Entries shown section start

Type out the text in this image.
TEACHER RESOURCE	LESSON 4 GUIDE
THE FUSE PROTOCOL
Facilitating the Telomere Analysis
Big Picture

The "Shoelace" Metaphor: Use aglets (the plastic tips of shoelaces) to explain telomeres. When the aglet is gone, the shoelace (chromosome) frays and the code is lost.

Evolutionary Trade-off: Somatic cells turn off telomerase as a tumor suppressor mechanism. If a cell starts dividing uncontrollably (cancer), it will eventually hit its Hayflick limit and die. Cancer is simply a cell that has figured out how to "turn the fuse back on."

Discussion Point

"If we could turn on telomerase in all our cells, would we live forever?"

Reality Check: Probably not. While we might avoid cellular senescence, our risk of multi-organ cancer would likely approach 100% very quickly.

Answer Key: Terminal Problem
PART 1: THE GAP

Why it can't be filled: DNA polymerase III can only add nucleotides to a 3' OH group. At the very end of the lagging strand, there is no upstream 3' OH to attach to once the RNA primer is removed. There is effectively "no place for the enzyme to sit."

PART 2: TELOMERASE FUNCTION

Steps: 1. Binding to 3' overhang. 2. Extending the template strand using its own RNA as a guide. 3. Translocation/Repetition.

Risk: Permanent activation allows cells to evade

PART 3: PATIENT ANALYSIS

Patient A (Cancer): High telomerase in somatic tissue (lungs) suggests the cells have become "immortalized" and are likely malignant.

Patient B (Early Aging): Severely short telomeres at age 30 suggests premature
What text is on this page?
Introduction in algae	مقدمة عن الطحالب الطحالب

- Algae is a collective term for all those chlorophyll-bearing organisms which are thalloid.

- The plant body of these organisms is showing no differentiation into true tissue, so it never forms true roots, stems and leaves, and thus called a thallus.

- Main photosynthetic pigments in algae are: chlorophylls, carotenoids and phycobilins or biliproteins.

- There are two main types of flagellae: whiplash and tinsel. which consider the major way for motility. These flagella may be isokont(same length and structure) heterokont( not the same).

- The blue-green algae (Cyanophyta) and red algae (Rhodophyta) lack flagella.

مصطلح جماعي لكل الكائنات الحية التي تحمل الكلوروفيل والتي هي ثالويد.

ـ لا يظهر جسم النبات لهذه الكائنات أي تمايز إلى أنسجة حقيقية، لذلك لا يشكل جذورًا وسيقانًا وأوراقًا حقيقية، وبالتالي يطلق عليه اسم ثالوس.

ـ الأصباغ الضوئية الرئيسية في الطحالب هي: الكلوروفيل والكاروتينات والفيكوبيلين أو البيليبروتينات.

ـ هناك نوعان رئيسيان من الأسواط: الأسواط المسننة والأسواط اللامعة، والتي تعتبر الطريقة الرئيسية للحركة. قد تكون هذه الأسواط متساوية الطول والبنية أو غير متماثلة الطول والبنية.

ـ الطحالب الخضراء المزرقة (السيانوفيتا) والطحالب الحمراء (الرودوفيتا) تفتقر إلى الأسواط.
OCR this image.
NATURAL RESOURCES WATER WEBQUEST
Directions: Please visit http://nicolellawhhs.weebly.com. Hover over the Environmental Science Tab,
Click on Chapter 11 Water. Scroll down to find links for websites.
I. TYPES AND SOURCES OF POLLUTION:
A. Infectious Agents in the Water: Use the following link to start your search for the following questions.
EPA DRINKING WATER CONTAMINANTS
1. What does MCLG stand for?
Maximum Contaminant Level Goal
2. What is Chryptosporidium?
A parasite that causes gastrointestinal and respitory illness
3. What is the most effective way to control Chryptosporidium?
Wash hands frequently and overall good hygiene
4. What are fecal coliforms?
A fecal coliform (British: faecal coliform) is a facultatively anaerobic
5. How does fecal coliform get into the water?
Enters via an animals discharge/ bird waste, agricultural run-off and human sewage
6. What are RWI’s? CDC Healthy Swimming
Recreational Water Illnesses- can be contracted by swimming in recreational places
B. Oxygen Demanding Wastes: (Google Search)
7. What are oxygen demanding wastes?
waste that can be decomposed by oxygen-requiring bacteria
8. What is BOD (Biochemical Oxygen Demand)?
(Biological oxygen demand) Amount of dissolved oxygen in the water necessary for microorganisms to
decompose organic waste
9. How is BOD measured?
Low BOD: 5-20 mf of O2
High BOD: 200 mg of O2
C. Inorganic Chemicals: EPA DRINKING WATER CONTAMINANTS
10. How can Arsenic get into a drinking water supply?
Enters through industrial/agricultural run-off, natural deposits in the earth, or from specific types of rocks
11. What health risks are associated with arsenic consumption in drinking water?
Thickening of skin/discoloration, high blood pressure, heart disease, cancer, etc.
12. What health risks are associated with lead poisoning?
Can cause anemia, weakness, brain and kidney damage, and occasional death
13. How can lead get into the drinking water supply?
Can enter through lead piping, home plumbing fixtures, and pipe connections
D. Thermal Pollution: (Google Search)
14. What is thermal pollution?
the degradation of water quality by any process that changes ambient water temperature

Entries shown section end

▶ **What is required**:
Print all of the data exactly as it was given.

▶ **Response to the exercise**:
Type out the text in this image.
TEACHER RESOURCE	LESSON 4 GUIDE
THE FUSE PROTOCOL
Facilitating the Telomere Analysis
Big Picture

The "Shoelace" Metaphor: Use aglets (the plastic tips of shoelaces) to explain telomeres. When the aglet is gone, the shoelace (chromosome) frays and the code is lost.

Evolutionary Trade-off: Somatic cells turn off telomerase as a tumor suppressor mechanism. If a cell starts dividing uncontrollably (cancer), it will eventually hit its Hayflick limit and die. Cancer is simply a cell that has figured out how to "turn the fuse back on."

Discussion Point

"If we could turn on telomerase in all our cells, would we live forever?"

Reality Check: Probably not. While we might avoid cellular senescence, our risk of multi-organ cancer would likely approach 100% very quickly.

Answer Key: Terminal Problem
PART 1: THE GAP

Why it can't be filled: DNA polymerase III can only add nucleotides to a 3' OH group. At the very end of the lagging strand, there is no upstream 3' OH to attach to once the RNA primer is removed. There is effectively "no place for the enzyme to sit."

PART 2: TELOMERASE FUNCTION

Steps: 1. Binding to 3' overhang. 2. Extending the template strand using its own RNA as a guide. 3. Translocation/Repetition.

Risk: Permanent activation allows cells to evade

PART 3: PATIENT ANALYSIS

Patient A (Cancer): High telomerase in somatic tissue (lungs) suggests the cells have become "immortalized" and are likely malignant.

Patient B (Early Aging): Severely short telomeres at age 30 suggests premature
What text is on this page?
Introduction in algae	مقدمة عن الطحالب الطحالب

- Algae is a collective term for all those chlorophyll-bearing organisms which are thalloid.

- The plant body of these organisms is showing no differentiation into true tissue, so it never forms true roots, stems and leaves, and thus called a thallus.

- Main photosynthetic pigments in algae are: chlorophylls, carotenoids and phycobilins or biliproteins.

- There are two main types of flagellae: whiplash and tinsel. which consider the major way for motility. These flagella may be isokont(same length and structure) heterokont( not the same).

- The blue-green algae (Cyanophyta) and red algae (Rhodophyta) lack flagella.

مصطلح جماعي لكل الكائنات الحية التي تحمل الكلوروفيل والتي هي ثالويد.

ـ لا يظهر جسم النبات لهذه الكائنات أي تمايز إلى أنسجة حقيقية، لذلك لا يشكل جذورًا وسيقانًا وأوراقًا حقيقية، وبالتالي يطلق عليه اسم ثالوس.

ـ الأصباغ الضوئية الرئيسية في الطحالب هي: الكلوروفيل والكاروتينات والفيكوبيلين أو البيليبروتينات.

ـ هناك نوعان رئيسيان من الأسواط: الأسواط المسننة والأسواط اللامعة، والتي تعتبر الطريقة الرئيسية للحركة. قد تكون هذه الأسواط متساوية الطول والبنية أو غير متماثلة الطول والبنية.

ـ الطحالب الخضراء المزرقة (السيانوفيتا) والطحالب الحمراء (الرودوفيتا) تفتقر إلى الأسواط.
OCR this image.
NATURAL RESOURCES WATER WEBQUEST
Directions: Please visit http://nicolellawhhs.weebly.com. Hover over the Environmental Science Tab,
Click on Chapter 11 Water. Scroll down to find links for websites.
I. TYPES AND SOURCES OF POLLUTION:
A. Infectious Agents in the Water: Use the following link to start your search for the following questions.
EPA DRINKING WATER CONTAMINANTS
1. What does MCLG stand for?
Maximum Contaminant Level Goal
2. What is Chryptosporidium?
A parasite that causes gastrointestinal and respitory illness
3. What is the most effective way to control Chryptosporidium?
Wash hands frequently and overall good hygiene
4. What are fecal coliforms?
A fecal coliform (British: faecal coliform) is a facultatively anaerobic
5. How does fecal coliform get into the water?
Enters via an animals discharge/ bird waste, agricultural run-off and human sewage
6. What are RWI’s? CDC Healthy Swimming
Recreational Water Illnesses- can be contracted by swimming in recreational places
B. Oxygen Demanding Wastes: (Google Search)
7. What are oxygen demanding wastes?
waste that can be decomposed by oxygen-requiring bacteria
8. What is BOD (Biochemical Oxygen Demand)?
(Biological oxygen demand) Amount of dissolved oxygen in the water necessary for microorganisms to
decompose organic waste
9. How is BOD measured?
Low BOD: 5-20 mf of O2
High BOD: 200 mg of O2
C. Inorganic Chemicals: EPA DRINKING WATER CONTAMINANTS
10. How can Arsenic get into a drinking water supply?
Enters through industrial/agricultural run-off, natural deposits in the earth, or from specific types of rocks
11. What health risks are associated with arsenic consumption in drinking water?
Thickening of skin/discoloration, high blood pressure, heart disease, cancer, etc.
12. What health risks are associated with lead poisoning?
Can cause anemia, weakness, brain and kidney damage, and occasional death
13. How can lead get into the drinking water supply?
Can enter through lead piping, home plumbing fixtures, and pipe connections
D. Thermal Pollution: (Google Search)
14. What is thermal pollution?
the degradation of water quality by any process that changes ambient water temperature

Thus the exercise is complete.